Please reproduce every record, keeping each one exactly as written.

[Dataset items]
>> Begin
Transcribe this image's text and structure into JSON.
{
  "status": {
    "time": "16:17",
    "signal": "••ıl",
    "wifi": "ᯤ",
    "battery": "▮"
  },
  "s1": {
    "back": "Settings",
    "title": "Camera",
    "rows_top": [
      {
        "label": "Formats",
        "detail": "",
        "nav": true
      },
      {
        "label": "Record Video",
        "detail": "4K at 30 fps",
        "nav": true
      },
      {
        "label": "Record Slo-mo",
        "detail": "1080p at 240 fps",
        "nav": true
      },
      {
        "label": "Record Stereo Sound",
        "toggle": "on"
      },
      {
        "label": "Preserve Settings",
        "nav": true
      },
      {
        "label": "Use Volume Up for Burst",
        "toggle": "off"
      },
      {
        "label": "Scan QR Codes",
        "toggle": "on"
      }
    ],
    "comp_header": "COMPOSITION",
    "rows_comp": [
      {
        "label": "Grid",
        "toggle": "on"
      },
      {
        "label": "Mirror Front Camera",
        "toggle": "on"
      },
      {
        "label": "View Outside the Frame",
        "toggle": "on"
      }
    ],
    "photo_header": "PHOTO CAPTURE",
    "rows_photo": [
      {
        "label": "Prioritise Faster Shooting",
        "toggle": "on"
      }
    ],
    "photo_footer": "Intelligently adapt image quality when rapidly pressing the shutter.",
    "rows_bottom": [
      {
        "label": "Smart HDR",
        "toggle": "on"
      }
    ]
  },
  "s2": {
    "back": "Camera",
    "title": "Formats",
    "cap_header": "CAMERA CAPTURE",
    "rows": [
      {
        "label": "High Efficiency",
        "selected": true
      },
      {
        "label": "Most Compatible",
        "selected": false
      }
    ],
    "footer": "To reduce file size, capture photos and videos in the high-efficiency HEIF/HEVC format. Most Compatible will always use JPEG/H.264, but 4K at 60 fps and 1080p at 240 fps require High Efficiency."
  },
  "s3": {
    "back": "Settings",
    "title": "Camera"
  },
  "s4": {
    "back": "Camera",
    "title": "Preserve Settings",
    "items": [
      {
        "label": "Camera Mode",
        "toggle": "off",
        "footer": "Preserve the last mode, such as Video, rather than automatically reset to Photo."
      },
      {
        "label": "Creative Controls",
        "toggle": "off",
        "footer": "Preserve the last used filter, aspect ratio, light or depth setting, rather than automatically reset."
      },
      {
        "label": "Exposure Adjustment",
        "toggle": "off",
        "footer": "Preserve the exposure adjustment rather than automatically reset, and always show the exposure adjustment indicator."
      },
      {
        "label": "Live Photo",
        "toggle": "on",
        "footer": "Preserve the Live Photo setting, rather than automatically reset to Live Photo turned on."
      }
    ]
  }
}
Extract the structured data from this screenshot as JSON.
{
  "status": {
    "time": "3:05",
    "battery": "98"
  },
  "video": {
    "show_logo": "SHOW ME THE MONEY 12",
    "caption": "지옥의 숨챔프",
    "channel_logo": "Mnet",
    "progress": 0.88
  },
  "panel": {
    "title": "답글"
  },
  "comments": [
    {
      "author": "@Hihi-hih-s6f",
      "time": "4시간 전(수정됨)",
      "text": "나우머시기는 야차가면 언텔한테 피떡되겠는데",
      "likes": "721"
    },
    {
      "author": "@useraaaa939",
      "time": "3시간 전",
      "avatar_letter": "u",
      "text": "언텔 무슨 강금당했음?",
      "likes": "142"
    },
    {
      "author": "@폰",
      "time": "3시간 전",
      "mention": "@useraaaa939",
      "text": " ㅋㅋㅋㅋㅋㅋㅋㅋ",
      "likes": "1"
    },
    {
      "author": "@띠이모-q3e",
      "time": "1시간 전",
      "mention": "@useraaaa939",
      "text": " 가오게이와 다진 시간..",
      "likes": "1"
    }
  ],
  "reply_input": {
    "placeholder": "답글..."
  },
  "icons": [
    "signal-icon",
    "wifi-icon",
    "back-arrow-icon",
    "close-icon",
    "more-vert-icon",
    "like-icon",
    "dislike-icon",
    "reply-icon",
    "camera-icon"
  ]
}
>> End
_EXPECTED ANSWER_:
Transcribe this image's text and structure into JSON.
{
  "status": {
    "time": "16:17",
    "signal": "••ıl",
    "wifi": "ᯤ",
    "battery": "▮"
  },
  "s1": {
    "back": "Settings",
    "title": "Camera",
    "rows_top": [
      {
        "label": "Formats",
        "detail": "",
        "nav": true
      },
      {
        "label": "Record Video",
        "detail": "4K at 30 fps",
        "nav": true
      },
      {
        "label": "Record Slo-mo",
        "detail": "1080p at 240 fps",
        "nav": true
      },
      {
        "label": "Record Stereo Sound",
        "toggle": "on"
      },
      {
        "label": "Preserve Settings",
        "nav": true
      },
      {
        "label": "Use Volume Up for Burst",
        "toggle": "off"
      },
      {
        "label": "Scan QR Codes",
        "toggle": "on"
      }
    ],
    "comp_header": "COMPOSITION",
    "rows_comp": [
      {
        "label": "Grid",
        "toggle": "on"
      },
      {
        "label": "Mirror Front Camera",
        "toggle": "on"
      },
      {
        "label": "View Outside the Frame",
        "toggle": "on"
      }
    ],
    "photo_header": "PHOTO CAPTURE",
    "rows_photo": [
      {
        "label": "Prioritise Faster Shooting",
        "toggle": "on"
      }
    ],
    "photo_footer": "Intelligently adapt image quality when rapidly pressing the shutter.",
    "rows_bottom": [
      {
        "label": "Smart HDR",
        "toggle": "on"
      }
    ]
  },
  "s2": {
    "back": "Camera",
    "title": "Formats",
    "cap_header": "CAMERA CAPTURE",
    "rows": [
      {
        "label": "High Efficiency",
        "selected": true
      },
      {
        "label": "Most Compatible",
        "selected": false
      }
    ],
    "footer": "To reduce file size, capture photos and videos in the high-efficiency HEIF/HEVC format. Most Compatible will always use JPEG/H.264, but 4K at 60 fps and 1080p at 240 fps require High Efficiency."
  },
  "s3": {
    "back": "Settings",
    "title": "Camera"
  },
  "s4": {
    "back": "Camera",
    "title": "Preserve Settings",
    "items": [
      {
        "label": "Camera Mode",
        "toggle": "off",
        "footer": "Preserve the last mode, such as Video, rather than automatically reset to Photo."
      },
      {
        "label": "Creative Controls",
        "toggle": "off",
        "footer": "Preserve the last used filter, aspect ratio, light or depth setting, rather than automatically reset."
      },
      {
        "label": "Exposure Adjustment",
        "toggle": "off",
        "footer": "Preserve the exposure adjustment rather than automatically reset, and always show the exposure adjustment indicator."
      },
      {
        "label": "Live Photo",
        "toggle": "on",
        "footer": "Preserve the Live Photo setting, rather than automatically reset to Live Photo turned on."
      }
    ]
  }
}
Extract the structured data from this screenshot as JSON.
{
  "status": {
    "time": "3:05",
    "battery": "98"
  },
  "video": {
    "show_logo": "SHOW ME THE MONEY 12",
    "caption": "지옥의 숨챔프",
    "channel_logo": "Mnet",
    "progress": 0.88
  },
  "panel": {
    "title": "답글"
  },
  "comments": [
    {
      "author": "@Hihi-hih-s6f",
      "time": "4시간 전(수정됨)",
      "text": "나우머시기는 야차가면 언텔한테 피떡되겠는데",
      "likes": "721"
    },
    {
      "author": "@useraaaa939",
      "time": "3시간 전",
      "avatar_letter": "u",
      "text": "언텔 무슨 강금당했음?",
      "likes": "142"
    },
    {
      "author": "@폰",
      "time": "3시간 전",
      "mention": "@useraaaa939",
      "text": " ㅋㅋㅋㅋㅋㅋㅋㅋ",
      "likes": "1"
    },
    {
      "author": "@띠이모-q3e",
      "time": "1시간 전",
      "mention": "@useraaaa939",
      "text": " 가오게이와 다진 시간..",
      "likes": "1"
    }
  ],
  "reply_input": {
    "placeholder": "답글..."
  },
  "icons": [
    "signal-icon",
    "wifi-icon",
    "back-arrow-icon",
    "close-icon",
    "more-vert-icon",
    "like-icon",
    "dislike-icon",
    "reply-icon",
    "camera-icon"
  ]
}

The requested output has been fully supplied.